-- Start of THE RECORDS --

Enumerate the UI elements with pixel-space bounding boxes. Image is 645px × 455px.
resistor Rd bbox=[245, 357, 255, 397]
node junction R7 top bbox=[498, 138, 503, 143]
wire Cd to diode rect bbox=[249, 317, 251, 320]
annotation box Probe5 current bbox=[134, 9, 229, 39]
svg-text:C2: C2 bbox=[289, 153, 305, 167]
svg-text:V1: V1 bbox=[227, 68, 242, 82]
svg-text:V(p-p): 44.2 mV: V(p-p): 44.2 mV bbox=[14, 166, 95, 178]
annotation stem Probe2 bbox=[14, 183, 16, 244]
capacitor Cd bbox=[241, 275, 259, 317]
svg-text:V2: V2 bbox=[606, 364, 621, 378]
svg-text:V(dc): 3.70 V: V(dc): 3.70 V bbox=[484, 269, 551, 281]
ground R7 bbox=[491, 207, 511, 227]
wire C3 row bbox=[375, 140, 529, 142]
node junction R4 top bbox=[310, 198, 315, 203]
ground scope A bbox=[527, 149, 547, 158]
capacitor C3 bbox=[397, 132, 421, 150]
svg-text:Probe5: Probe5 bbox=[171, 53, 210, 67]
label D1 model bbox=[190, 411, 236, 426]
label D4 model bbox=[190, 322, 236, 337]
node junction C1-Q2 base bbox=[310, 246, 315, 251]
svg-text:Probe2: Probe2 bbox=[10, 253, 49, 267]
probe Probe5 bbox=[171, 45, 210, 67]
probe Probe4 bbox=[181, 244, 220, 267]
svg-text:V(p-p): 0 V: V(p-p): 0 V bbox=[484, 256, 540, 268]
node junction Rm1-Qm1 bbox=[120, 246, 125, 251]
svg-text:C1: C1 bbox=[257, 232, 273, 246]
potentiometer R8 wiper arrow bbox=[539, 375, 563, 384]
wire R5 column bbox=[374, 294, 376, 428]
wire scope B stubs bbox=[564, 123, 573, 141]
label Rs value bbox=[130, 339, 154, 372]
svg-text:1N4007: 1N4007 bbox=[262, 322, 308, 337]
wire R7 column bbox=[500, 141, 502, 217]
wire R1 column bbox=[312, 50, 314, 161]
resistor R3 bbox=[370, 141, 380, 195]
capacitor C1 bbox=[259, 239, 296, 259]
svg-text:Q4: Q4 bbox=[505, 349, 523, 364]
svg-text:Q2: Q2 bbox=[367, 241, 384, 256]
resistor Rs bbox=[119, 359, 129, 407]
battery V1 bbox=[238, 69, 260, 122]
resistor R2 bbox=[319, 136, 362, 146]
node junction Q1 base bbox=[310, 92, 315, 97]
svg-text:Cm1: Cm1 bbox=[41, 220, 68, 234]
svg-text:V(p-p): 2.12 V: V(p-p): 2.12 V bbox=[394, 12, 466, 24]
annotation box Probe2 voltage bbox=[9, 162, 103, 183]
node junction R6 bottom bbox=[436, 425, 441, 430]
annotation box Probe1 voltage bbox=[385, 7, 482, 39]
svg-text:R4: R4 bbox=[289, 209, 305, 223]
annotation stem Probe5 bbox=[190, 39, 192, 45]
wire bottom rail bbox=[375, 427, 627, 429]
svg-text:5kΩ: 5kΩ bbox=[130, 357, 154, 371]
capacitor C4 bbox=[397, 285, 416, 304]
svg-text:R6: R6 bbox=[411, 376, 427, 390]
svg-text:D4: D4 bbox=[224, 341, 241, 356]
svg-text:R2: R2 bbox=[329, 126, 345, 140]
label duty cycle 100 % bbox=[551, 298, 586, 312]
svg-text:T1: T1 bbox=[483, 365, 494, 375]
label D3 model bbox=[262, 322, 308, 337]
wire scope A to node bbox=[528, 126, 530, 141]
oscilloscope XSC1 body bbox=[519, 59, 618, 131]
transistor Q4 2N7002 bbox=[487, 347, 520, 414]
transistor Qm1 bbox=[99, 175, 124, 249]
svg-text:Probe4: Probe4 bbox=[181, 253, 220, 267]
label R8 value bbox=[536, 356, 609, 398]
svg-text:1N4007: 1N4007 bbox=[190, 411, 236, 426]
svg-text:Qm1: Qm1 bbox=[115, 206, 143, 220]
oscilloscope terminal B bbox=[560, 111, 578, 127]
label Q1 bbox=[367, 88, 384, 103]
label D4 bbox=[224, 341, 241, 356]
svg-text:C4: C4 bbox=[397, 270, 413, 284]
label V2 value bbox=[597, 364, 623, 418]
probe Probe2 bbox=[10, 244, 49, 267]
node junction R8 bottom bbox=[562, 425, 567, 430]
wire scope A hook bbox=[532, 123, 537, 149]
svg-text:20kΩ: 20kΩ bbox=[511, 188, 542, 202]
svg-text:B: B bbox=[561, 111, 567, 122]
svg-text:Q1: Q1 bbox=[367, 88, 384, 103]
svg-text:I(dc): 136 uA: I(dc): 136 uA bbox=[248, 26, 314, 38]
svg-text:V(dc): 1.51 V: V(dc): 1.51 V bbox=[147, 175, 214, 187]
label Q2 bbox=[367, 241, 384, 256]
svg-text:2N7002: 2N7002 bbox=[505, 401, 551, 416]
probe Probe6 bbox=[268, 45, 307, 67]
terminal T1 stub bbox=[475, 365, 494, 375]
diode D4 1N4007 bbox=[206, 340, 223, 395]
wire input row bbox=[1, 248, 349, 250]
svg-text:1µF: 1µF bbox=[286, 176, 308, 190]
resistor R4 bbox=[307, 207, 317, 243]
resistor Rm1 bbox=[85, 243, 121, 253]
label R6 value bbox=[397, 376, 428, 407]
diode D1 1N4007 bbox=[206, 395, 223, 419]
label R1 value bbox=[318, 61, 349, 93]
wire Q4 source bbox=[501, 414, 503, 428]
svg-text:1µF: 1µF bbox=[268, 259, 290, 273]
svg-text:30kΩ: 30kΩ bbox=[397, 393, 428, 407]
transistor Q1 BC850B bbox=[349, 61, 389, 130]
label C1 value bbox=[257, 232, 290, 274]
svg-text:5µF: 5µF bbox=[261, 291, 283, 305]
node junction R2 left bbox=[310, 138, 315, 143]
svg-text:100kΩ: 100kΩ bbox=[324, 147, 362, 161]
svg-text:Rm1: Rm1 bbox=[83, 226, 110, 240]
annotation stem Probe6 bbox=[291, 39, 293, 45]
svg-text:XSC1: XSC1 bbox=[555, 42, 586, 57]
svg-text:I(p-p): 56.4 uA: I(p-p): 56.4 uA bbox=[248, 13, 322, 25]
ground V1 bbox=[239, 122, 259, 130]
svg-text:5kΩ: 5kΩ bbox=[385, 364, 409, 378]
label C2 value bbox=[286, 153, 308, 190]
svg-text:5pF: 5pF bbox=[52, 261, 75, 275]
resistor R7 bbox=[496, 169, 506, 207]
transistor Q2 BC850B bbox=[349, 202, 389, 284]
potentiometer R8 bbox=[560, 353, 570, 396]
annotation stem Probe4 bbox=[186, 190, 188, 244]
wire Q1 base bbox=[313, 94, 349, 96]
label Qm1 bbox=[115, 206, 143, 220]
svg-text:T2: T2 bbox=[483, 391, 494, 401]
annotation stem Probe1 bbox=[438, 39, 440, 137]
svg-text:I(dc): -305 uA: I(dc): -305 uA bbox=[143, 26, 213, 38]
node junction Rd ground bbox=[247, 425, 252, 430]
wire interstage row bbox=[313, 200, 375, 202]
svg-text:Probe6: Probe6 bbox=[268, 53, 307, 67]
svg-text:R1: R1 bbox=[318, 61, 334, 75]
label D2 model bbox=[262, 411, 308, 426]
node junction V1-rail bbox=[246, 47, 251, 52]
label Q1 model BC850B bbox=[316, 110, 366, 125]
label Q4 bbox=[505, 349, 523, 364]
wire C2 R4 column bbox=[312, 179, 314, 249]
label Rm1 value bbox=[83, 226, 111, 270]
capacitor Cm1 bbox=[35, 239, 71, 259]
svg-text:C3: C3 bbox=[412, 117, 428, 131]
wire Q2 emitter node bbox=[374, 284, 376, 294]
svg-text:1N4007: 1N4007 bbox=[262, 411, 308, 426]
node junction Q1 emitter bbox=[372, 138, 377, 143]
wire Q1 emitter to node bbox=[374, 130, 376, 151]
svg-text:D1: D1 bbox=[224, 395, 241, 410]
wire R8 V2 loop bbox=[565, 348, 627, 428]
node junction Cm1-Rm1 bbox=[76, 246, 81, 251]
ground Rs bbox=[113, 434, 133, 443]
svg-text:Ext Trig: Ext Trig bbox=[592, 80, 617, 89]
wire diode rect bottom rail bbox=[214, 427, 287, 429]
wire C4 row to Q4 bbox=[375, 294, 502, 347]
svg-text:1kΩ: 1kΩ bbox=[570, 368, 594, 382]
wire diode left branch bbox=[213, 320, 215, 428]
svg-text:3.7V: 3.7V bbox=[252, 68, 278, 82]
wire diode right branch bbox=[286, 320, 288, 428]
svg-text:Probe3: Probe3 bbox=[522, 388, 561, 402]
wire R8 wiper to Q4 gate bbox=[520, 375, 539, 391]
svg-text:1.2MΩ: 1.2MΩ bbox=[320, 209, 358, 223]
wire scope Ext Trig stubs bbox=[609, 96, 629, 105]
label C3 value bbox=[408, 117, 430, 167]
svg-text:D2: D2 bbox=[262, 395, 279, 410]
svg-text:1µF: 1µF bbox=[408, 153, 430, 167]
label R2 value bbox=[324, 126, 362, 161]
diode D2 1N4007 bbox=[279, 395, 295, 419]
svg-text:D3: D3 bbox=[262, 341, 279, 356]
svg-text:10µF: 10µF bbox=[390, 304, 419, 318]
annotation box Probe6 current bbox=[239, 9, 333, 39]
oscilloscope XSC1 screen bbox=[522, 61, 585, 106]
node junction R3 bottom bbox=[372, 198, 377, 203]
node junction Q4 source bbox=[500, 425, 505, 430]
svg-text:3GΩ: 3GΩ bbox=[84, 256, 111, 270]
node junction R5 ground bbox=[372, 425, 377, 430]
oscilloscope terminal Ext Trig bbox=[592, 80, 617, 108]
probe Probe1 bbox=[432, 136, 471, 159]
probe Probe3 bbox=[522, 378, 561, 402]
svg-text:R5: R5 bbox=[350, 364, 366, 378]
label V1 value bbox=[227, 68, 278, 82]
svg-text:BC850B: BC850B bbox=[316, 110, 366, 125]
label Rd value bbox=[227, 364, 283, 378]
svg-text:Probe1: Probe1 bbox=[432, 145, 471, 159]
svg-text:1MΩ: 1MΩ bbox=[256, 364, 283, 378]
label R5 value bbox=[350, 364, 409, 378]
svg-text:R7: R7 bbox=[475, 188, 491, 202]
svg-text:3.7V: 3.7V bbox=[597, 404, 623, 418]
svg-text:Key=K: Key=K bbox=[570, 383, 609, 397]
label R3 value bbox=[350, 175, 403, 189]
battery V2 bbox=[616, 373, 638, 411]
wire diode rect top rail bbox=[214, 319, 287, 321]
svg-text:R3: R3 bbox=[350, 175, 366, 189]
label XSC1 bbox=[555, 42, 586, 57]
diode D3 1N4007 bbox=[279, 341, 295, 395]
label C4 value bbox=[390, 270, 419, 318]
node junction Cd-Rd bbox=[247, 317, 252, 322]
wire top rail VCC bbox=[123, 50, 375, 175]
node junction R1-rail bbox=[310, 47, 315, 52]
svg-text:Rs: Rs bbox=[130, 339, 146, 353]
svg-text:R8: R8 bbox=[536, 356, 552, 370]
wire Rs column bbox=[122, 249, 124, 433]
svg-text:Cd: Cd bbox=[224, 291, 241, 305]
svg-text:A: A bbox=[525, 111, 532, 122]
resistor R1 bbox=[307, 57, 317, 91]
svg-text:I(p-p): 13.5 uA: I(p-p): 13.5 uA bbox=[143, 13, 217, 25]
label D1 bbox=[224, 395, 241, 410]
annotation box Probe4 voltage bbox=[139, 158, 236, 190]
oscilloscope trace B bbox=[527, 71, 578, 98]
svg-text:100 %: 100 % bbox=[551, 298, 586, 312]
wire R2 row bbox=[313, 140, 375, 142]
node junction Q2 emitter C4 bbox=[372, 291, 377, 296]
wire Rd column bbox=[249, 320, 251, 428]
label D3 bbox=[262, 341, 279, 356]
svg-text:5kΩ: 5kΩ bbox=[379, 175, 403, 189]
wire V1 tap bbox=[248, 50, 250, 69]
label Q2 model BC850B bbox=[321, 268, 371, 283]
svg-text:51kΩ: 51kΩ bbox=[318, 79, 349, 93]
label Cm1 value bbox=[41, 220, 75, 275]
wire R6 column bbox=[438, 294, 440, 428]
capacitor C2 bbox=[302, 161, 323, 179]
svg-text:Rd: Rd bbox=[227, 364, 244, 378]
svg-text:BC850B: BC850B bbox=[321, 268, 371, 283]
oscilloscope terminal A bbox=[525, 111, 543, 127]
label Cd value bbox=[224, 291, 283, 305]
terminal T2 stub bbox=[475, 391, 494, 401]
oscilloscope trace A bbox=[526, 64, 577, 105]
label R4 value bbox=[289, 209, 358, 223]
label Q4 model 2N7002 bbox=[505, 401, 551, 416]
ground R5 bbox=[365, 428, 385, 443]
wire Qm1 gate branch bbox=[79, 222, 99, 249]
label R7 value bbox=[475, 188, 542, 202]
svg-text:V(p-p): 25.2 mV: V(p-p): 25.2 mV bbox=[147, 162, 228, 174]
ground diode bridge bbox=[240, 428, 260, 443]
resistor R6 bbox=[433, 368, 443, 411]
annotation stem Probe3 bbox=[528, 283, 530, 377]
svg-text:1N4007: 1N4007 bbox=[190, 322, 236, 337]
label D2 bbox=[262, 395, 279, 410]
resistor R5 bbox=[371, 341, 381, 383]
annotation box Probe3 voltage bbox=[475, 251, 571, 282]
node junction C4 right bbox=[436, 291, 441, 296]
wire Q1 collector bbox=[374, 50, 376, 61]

-- End of THE RECORDS --

• PROMPT: Copy the lines word for word, starting at the first one and ending with the line that contains "resistor R2 bbox=[319, 136, 362, 146]".

• REPLY:
Enumerate the UI elements with pixel-space bounding boxes. Image is 645px × 455px.
resistor Rd bbox=[245, 357, 255, 397]
node junction R7 top bbox=[498, 138, 503, 143]
wire Cd to diode rect bbox=[249, 317, 251, 320]
annotation box Probe5 current bbox=[134, 9, 229, 39]
svg-text:C2: C2 bbox=[289, 153, 305, 167]
svg-text:V1: V1 bbox=[227, 68, 242, 82]
svg-text:V(p-p): 44.2 mV: V(p-p): 44.2 mV bbox=[14, 166, 95, 178]
annotation stem Probe2 bbox=[14, 183, 16, 244]
capacitor Cd bbox=[241, 275, 259, 317]
svg-text:V2: V2 bbox=[606, 364, 621, 378]
svg-text:V(dc): 3.70 V: V(dc): 3.70 V bbox=[484, 269, 551, 281]
ground R7 bbox=[491, 207, 511, 227]
wire C3 row bbox=[375, 140, 529, 142]
node junction R4 top bbox=[310, 198, 315, 203]
ground scope A bbox=[527, 149, 547, 158]
capacitor C3 bbox=[397, 132, 421, 150]
svg-text:Probe5: Probe5 bbox=[171, 53, 210, 67]
label D1 model bbox=[190, 411, 236, 426]
label D4 model bbox=[190, 322, 236, 337]
node junction C1-Q2 base bbox=[310, 246, 315, 251]
svg-text:Probe2: Probe2 bbox=[10, 253, 49, 267]
probe Probe5 bbox=[171, 45, 210, 67]
probe Probe4 bbox=[181, 244, 220, 267]
svg-text:V(p-p): 0 V: V(p-p): 0 V bbox=[484, 256, 540, 268]
node junction Rm1-Qm1 bbox=[120, 246, 125, 251]
svg-text:C1: C1 bbox=[257, 232, 273, 246]
potentiometer R8 wiper arrow bbox=[539, 375, 563, 384]
wire R5 column bbox=[374, 294, 376, 428]
wire scope B stubs bbox=[564, 123, 573, 141]
label Rs value bbox=[130, 339, 154, 372]
svg-text:1N4007: 1N4007 bbox=[262, 322, 308, 337]
wire R7 column bbox=[500, 141, 502, 217]
wire R1 column bbox=[312, 50, 314, 161]
resistor R3 bbox=[370, 141, 380, 195]
capacitor C1 bbox=[259, 239, 296, 259]
svg-text:Q4: Q4 bbox=[505, 349, 523, 364]
svg-text:Q2: Q2 bbox=[367, 241, 384, 256]
resistor Rs bbox=[119, 359, 129, 407]
battery V1 bbox=[238, 69, 260, 122]
resistor R2 bbox=[319, 136, 362, 146]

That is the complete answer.